__Your instructions__:
Edit the listing from its start through the line containing "payload-options-title: Payload Options" by replacing "Numbers" with "Dates" and leaving everything else unchanged.
** START OF Stored records **
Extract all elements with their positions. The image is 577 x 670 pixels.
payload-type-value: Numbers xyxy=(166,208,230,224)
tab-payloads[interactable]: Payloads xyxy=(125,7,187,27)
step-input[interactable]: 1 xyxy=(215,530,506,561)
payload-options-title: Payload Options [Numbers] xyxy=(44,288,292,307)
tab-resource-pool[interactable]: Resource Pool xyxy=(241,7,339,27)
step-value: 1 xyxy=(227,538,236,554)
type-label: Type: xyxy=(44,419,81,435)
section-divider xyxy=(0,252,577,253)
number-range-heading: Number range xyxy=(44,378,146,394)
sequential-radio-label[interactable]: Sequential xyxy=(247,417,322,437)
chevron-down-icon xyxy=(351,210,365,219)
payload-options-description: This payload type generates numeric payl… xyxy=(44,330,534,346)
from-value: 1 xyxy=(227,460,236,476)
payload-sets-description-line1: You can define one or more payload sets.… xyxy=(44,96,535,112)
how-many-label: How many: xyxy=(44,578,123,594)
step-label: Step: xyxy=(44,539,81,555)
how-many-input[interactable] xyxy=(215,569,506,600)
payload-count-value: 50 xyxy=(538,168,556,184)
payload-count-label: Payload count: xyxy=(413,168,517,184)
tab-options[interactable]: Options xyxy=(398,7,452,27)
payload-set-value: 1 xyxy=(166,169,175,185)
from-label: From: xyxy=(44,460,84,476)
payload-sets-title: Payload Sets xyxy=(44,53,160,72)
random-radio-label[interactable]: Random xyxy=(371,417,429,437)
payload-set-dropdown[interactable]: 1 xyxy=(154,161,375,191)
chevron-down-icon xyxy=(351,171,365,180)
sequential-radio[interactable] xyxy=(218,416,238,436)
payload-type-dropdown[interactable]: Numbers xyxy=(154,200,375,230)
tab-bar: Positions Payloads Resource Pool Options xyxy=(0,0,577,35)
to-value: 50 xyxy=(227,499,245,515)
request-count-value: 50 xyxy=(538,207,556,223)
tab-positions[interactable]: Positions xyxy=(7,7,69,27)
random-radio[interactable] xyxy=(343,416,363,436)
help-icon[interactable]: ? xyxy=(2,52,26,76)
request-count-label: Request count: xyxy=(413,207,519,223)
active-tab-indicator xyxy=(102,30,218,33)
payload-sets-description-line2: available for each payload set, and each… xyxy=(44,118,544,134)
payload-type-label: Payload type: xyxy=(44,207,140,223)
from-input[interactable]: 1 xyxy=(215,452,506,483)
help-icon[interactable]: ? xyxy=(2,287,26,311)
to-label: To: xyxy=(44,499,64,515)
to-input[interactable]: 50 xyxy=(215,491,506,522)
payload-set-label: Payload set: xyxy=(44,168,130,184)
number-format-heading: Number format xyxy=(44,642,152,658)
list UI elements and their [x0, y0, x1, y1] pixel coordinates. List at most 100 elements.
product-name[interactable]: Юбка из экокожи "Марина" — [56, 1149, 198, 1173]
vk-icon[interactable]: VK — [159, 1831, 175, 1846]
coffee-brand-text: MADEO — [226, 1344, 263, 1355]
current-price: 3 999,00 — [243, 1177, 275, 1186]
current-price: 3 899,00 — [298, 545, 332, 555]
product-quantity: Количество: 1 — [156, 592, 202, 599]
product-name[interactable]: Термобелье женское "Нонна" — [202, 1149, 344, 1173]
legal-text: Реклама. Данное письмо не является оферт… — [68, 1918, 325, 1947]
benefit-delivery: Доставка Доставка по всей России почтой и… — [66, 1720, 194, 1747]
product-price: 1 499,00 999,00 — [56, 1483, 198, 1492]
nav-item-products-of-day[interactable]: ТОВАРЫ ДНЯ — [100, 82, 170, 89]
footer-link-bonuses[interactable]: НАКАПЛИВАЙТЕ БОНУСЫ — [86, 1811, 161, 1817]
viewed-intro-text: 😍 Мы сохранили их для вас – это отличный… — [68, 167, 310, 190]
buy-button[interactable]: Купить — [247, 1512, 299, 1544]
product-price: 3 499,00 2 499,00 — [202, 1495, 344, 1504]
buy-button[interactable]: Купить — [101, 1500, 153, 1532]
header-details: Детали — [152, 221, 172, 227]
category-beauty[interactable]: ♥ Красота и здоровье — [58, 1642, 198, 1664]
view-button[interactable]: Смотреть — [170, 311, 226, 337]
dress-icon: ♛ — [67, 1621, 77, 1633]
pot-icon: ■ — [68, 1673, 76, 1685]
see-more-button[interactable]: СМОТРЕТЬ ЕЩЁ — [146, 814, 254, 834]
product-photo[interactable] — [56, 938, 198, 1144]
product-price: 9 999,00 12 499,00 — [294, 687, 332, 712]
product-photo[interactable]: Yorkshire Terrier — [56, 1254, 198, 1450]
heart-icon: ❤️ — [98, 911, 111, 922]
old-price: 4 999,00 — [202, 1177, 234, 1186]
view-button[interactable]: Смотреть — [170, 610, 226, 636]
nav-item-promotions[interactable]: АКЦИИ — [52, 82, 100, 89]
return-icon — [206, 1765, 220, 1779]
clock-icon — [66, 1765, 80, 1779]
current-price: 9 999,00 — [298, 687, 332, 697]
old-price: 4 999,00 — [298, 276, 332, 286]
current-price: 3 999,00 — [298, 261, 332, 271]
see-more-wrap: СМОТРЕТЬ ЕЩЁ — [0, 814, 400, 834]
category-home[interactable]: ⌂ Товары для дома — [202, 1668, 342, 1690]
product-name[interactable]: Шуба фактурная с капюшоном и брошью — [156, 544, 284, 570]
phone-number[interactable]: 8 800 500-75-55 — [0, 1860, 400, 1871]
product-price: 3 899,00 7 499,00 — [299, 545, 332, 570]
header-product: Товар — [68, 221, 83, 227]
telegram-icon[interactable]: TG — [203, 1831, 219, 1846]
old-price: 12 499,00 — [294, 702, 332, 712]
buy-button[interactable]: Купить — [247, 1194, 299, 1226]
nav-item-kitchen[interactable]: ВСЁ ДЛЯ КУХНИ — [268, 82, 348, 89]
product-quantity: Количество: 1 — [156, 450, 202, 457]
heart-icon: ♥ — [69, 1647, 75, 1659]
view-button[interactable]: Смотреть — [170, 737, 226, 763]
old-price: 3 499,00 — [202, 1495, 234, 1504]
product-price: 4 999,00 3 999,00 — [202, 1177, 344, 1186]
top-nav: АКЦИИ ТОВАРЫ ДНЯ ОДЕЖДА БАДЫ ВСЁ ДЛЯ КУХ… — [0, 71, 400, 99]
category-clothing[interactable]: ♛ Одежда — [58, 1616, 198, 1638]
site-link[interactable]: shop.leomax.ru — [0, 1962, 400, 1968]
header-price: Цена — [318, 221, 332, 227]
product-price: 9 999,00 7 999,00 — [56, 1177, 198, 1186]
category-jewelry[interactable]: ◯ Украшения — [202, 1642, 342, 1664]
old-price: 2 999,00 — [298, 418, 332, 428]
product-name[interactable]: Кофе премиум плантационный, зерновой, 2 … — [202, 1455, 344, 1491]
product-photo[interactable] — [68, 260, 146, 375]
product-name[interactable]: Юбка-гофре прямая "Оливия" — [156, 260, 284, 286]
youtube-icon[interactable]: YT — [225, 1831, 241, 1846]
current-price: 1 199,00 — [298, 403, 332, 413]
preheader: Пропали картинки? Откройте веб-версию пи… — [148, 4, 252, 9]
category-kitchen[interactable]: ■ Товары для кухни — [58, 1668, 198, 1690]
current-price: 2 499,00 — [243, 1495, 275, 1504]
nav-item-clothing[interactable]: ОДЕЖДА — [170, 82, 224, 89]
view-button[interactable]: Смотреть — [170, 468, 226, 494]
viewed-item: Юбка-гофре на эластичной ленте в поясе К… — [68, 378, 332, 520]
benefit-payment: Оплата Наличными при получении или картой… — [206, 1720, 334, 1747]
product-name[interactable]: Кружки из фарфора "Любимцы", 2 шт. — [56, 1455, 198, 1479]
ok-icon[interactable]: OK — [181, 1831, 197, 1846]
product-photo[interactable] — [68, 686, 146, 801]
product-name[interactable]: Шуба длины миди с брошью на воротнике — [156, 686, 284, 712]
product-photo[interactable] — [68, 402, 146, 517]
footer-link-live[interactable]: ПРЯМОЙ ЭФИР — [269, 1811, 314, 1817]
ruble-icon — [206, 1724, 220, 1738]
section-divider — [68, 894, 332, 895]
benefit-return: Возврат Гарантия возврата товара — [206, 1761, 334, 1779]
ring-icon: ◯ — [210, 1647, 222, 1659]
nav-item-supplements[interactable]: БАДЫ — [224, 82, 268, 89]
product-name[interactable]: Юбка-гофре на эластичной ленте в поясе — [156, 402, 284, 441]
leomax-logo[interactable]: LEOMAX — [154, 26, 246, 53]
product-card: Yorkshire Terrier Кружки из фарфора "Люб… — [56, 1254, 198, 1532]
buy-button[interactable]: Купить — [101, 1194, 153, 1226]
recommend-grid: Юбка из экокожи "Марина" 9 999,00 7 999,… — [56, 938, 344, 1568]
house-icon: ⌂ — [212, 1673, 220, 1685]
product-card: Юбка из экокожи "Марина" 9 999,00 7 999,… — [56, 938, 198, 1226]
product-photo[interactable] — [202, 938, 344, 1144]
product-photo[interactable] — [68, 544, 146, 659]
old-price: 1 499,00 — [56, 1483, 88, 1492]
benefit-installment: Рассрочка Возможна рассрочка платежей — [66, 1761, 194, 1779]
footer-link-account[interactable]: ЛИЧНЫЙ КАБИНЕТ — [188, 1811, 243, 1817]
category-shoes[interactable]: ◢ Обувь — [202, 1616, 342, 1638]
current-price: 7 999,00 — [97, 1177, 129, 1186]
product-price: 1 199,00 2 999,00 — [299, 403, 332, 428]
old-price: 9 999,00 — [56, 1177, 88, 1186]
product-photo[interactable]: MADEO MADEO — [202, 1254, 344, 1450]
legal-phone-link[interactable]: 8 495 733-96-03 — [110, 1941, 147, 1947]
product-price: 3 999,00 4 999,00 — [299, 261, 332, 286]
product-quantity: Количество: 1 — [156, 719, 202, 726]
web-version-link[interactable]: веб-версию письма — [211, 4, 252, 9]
** END OF Stored records **
__Result__:
Extract all elements with their positions. The image is 577 x 670 pixels.
payload-type-value: Dates xyxy=(166,208,230,224)
tab-payloads[interactable]: Payloads xyxy=(125,7,187,27)
step-input[interactable]: 1 xyxy=(215,530,506,561)
payload-options-title: Payload Options [Dates] xyxy=(44,288,292,307)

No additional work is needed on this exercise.